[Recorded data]
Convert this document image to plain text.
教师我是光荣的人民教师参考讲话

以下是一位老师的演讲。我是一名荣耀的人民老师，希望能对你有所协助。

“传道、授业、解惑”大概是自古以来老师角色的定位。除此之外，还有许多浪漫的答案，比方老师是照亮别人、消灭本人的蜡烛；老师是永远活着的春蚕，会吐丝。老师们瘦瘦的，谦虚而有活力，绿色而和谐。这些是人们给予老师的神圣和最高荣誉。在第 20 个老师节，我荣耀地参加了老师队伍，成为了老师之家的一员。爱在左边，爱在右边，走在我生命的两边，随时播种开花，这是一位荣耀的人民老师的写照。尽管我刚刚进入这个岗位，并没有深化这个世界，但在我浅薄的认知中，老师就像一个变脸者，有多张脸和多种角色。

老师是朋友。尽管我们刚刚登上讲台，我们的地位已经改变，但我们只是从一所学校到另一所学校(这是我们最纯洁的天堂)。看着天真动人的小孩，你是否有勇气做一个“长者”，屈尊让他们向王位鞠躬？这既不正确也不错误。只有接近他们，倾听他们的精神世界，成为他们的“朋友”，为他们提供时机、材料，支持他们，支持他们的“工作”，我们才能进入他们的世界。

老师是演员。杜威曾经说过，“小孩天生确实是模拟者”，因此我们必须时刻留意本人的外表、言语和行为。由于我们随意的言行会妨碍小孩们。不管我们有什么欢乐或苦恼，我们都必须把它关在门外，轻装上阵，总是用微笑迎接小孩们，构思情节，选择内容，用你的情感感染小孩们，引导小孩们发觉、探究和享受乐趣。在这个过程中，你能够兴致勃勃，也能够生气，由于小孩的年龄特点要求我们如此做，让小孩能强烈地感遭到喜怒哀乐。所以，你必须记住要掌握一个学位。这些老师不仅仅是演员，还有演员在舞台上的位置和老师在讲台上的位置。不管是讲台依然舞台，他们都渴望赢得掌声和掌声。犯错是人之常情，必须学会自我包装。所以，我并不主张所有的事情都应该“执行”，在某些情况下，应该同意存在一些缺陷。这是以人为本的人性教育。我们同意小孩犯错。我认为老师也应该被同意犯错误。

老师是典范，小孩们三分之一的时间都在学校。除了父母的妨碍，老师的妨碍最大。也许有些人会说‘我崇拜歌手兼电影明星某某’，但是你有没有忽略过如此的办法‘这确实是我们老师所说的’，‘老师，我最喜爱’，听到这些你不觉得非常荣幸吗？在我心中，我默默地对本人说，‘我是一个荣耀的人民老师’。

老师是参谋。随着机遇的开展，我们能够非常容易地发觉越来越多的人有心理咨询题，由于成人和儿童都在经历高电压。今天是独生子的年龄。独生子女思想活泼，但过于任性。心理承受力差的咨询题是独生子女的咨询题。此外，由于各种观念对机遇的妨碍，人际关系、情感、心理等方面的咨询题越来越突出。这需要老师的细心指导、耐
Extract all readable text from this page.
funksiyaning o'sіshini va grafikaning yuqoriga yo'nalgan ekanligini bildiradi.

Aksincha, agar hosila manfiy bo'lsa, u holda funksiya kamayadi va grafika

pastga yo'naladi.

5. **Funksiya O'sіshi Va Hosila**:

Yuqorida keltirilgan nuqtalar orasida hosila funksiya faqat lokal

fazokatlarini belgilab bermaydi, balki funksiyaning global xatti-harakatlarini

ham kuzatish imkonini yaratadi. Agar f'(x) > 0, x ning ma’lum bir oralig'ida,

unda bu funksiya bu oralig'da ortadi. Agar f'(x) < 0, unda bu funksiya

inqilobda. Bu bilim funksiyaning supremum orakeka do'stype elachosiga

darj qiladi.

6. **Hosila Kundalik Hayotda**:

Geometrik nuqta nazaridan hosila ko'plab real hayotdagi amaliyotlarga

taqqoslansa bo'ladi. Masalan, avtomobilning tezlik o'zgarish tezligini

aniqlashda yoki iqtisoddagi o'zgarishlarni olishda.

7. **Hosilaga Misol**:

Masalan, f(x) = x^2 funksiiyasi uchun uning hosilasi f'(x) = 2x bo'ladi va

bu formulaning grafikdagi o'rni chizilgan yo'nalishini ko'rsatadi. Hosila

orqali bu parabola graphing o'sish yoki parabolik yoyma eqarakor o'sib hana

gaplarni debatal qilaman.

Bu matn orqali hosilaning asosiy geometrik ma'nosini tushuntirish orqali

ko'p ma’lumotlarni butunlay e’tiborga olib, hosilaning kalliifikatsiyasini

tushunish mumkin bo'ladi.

▶ What to do
Extract, verbatim, the lines from the one containing "Extract all readable text from this page." through the last line of the listing above.

▶ Solution to the problem
Extract all readable text from this page.
funksiyaning o'sіshini va grafikaning yuqoriga yo'nalgan ekanligini bildiradi.

Aksincha, agar hosila manfiy bo'lsa, u holda funksiya kamayadi va grafika

pastga yo'naladi.

5. **Funksiya O'sіshi Va Hosila**:

Yuqorida keltirilgan nuqtalar orasida hosila funksiya faqat lokal

fazokatlarini belgilab bermaydi, balki funksiyaning global xatti-harakatlarini

ham kuzatish imkonini yaratadi. Agar f'(x) > 0, x ning ma’lum bir oralig'ida,

unda bu funksiya bu oralig'da ortadi. Agar f'(x) < 0, unda bu funksiya

inqilobda. Bu bilim funksiyaning supremum orakeka do'stype elachosiga

darj qiladi.

6. **Hosila Kundalik Hayotda**:

Geometrik nuqta nazaridan hosila ko'plab real hayotdagi amaliyotlarga

taqqoslansa bo'ladi. Masalan, avtomobilning tezlik o'zgarish tezligini

aniqlashda yoki iqtisoddagi o'zgarishlarni olishda.

7. **Hosilaga Misol**:

Masalan, f(x) = x^2 funksiiyasi uchun uning hosilasi f'(x) = 2x bo'ladi va

bu formulaning grafikdagi o'rni chizilgan yo'nalishini ko'rsatadi. Hosila

orqali bu parabola graphing o'sish yoki parabolik yoyma eqarakor o'sib hana

gaplarni debatal qilaman.

Bu matn orqali hosilaning asosiy geometrik ma'nosini tushuntirish orqali

ko'p ma’lumotlarni butunlay e’tiborga olib, hosilaning kalliifikatsiyasini

tushunish mumkin bo'ladi.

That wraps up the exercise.